[start]
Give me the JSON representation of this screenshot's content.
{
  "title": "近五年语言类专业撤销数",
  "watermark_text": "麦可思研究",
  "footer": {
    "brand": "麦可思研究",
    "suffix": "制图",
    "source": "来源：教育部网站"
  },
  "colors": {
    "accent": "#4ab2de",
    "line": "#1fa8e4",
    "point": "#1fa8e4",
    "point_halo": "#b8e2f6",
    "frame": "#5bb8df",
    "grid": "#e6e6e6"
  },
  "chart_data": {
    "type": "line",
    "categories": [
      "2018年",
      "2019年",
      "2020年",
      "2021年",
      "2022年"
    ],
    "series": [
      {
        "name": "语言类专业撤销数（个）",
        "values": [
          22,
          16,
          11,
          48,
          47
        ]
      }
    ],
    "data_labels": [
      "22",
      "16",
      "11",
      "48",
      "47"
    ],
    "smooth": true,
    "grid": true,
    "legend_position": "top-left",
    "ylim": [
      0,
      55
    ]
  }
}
[end]
Requirement => Above are some records; extract every one of them exactly.

Exercise result =>
Give me the JSON representation of this screenshot's content.
{
  "title": "近五年语言类专业撤销数",
  "watermark_text": "麦可思研究",
  "footer": {
    "brand": "麦可思研究",
    "suffix": "制图",
    "source": "来源：教育部网站"
  },
  "colors": {
    "accent": "#4ab2de",
    "line": "#1fa8e4",
    "point": "#1fa8e4",
    "point_halo": "#b8e2f6",
    "frame": "#5bb8df",
    "grid": "#e6e6e6"
  },
  "chart_data": {
    "type": "line",
    "categories": [
      "2018年",
      "2019年",
      "2020年",
      "2021年",
      "2022年"
    ],
    "series": [
      {
        "name": "语言类专业撤销数（个）",
        "values": [
          22,
          16,
          11,
          48,
          47
        ]
      }
    ],
    "data_labels": [
      "22",
      "16",
      "11",
      "48",
      "47"
    ],
    "smooth": true,
    "grid": true,
    "legend_position": "top-left",
    "ylim": [
      0,
      55
    ]
  }
}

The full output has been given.